### [WRITTEN PROBLEM]
Identify the lines that contain the word "score" and copy each one.

Collected data entries
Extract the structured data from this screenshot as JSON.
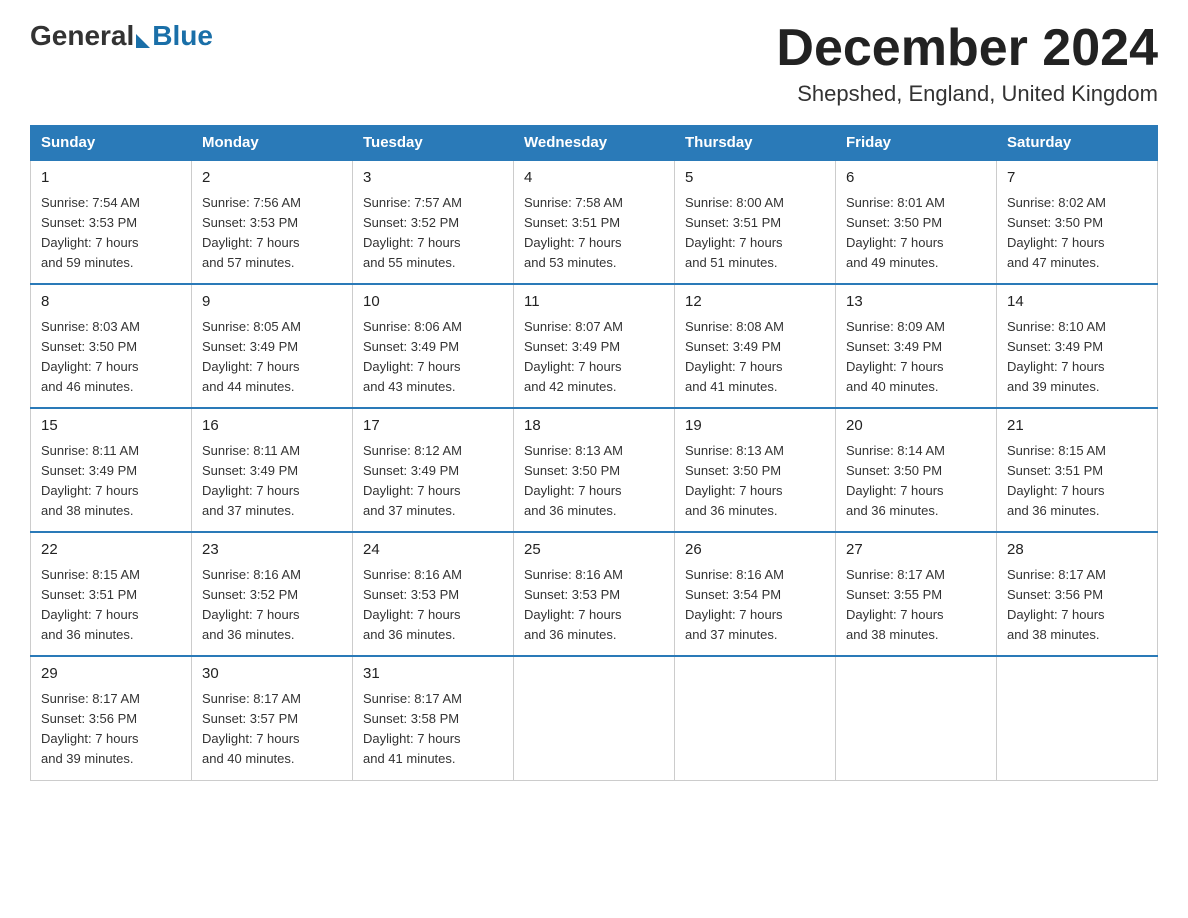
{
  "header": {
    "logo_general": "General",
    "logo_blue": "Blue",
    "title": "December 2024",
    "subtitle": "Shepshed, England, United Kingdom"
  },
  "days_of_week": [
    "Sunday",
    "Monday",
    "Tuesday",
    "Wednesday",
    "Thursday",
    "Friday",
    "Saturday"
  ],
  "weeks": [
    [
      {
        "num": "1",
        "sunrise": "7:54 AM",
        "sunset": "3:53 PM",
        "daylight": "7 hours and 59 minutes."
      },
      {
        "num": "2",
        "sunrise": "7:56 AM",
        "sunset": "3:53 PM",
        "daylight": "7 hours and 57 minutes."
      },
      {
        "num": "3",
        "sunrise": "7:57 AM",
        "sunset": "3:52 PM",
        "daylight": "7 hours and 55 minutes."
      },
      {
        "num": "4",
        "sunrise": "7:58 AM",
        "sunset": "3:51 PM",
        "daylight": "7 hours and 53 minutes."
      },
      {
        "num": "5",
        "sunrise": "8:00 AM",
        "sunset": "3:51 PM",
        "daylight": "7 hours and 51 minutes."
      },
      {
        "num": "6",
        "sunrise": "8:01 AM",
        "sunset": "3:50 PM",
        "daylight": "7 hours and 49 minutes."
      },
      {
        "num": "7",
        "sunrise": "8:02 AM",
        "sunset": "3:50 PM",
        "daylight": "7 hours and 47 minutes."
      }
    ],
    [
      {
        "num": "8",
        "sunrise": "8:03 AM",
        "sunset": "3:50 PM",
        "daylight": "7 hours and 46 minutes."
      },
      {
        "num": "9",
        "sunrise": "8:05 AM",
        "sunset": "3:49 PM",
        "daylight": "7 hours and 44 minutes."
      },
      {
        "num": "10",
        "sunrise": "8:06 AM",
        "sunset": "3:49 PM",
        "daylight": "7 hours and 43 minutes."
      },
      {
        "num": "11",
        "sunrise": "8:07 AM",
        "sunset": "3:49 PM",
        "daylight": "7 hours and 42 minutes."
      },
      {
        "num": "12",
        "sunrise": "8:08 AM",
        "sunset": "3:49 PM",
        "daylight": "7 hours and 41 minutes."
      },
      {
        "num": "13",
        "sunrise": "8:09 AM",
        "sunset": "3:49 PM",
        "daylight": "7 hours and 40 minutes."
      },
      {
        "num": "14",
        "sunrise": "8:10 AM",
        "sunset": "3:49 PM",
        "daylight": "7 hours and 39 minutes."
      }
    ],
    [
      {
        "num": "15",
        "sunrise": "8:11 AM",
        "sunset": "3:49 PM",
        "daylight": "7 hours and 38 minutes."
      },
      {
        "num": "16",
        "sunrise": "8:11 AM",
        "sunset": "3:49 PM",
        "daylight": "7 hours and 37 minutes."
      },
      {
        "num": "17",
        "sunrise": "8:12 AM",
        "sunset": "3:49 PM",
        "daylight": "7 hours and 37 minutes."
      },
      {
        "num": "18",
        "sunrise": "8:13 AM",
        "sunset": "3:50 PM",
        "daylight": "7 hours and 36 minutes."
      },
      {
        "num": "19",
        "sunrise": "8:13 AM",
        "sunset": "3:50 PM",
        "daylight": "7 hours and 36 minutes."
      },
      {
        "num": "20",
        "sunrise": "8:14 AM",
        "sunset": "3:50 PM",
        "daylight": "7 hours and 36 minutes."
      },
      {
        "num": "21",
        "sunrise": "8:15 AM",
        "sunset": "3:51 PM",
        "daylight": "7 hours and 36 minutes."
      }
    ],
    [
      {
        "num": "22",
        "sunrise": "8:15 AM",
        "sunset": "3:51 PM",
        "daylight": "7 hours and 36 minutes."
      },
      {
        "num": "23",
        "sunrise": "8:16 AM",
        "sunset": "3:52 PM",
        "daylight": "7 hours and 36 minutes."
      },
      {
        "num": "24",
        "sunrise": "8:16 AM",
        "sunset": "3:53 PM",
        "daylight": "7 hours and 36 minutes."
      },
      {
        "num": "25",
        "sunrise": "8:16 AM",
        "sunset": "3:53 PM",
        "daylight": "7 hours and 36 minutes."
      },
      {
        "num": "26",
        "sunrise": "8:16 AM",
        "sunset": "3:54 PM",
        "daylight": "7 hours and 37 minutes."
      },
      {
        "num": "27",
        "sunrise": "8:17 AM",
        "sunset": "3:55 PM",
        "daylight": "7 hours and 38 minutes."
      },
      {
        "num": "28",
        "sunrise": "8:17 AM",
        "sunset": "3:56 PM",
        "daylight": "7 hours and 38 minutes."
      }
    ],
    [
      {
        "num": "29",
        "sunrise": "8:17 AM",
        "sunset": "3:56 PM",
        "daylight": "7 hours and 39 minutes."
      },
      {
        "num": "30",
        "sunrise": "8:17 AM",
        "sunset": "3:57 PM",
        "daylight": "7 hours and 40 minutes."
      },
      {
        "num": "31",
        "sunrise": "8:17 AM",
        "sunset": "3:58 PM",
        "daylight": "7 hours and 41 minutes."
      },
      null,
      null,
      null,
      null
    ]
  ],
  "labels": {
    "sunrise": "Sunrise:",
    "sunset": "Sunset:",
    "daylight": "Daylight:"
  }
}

---

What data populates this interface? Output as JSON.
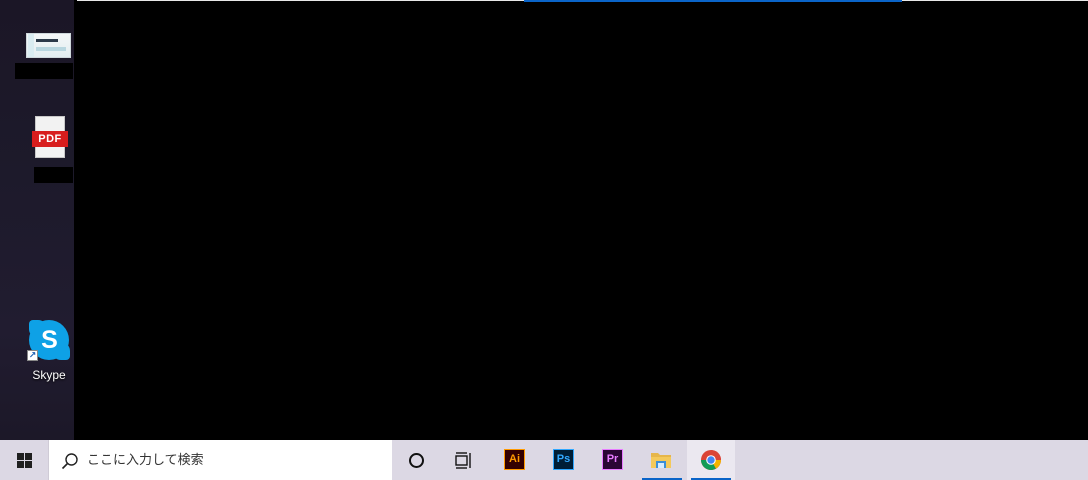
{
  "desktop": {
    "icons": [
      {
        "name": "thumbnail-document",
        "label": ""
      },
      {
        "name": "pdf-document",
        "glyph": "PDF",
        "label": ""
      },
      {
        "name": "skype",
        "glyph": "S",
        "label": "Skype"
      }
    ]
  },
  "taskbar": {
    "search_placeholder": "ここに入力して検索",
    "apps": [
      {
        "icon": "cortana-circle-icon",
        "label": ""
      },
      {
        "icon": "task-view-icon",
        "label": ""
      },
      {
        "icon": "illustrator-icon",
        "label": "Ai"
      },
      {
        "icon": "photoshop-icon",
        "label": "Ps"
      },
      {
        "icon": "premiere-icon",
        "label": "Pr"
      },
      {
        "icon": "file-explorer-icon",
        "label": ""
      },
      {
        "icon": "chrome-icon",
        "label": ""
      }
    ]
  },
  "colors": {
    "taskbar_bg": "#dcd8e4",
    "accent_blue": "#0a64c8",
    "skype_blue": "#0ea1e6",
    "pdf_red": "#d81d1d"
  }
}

...

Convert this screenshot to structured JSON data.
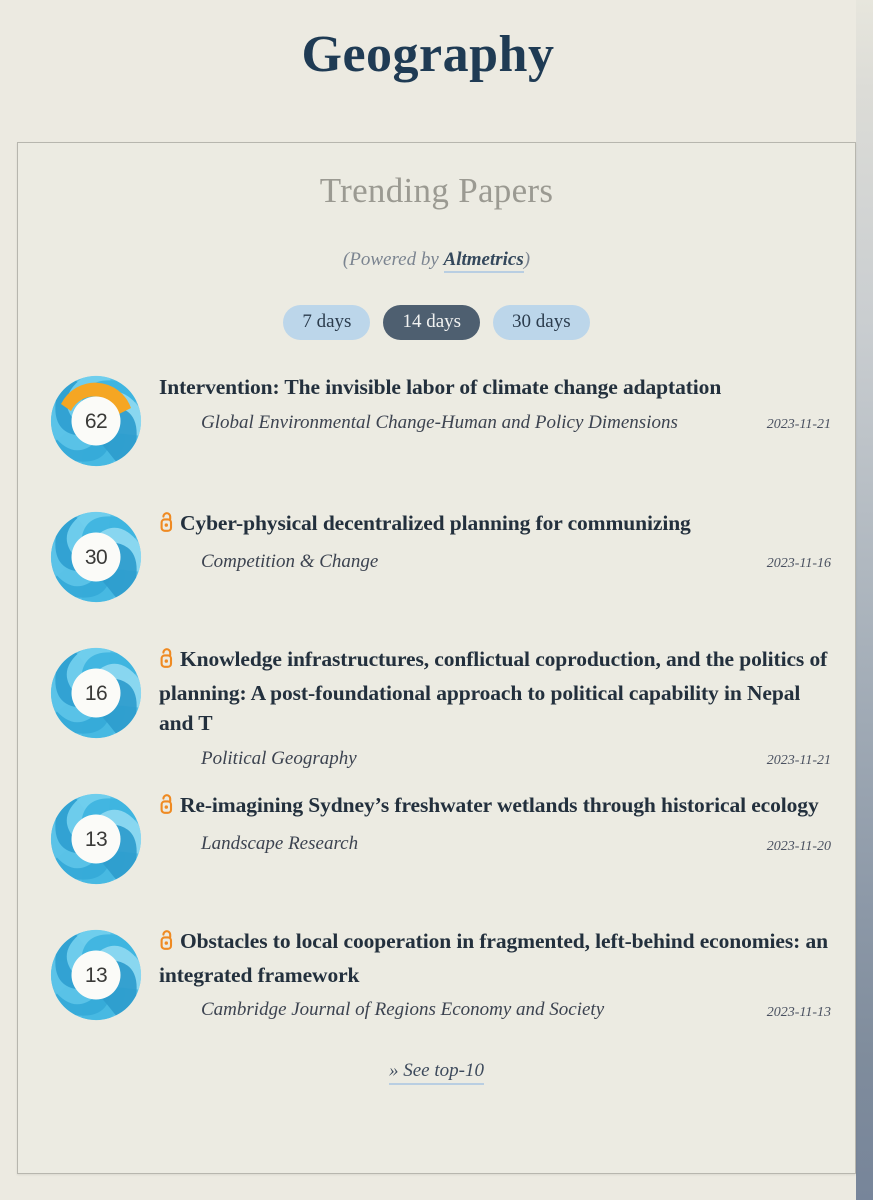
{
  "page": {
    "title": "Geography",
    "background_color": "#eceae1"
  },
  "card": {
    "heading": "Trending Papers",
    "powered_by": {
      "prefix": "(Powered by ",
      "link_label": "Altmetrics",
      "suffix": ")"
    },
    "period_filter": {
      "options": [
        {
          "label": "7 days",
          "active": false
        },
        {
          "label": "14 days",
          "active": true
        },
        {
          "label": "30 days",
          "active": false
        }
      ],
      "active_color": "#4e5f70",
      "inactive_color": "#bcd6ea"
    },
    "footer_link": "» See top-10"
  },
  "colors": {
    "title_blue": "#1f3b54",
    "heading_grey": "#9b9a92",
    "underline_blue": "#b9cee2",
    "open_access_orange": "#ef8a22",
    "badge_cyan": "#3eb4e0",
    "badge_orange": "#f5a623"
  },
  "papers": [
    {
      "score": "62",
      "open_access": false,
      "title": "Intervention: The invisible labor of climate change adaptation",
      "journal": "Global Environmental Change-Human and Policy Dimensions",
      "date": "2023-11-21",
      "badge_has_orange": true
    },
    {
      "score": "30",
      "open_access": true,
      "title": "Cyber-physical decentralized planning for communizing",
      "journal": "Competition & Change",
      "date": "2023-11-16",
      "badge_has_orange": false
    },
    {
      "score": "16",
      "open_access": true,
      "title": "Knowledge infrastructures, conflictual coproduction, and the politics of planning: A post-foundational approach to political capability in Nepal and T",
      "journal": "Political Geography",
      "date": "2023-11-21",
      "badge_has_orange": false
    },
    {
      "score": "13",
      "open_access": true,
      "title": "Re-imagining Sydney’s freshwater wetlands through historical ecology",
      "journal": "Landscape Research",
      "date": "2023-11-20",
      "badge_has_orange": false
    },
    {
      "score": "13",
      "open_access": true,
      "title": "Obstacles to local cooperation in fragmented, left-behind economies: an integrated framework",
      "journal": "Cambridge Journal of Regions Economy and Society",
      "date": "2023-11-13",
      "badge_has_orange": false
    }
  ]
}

### [OUTPUT FOR THIS TASK]
      "score": "62",
      "score": "30",
      "score": "16",
      "score": "13",
      "score": "13",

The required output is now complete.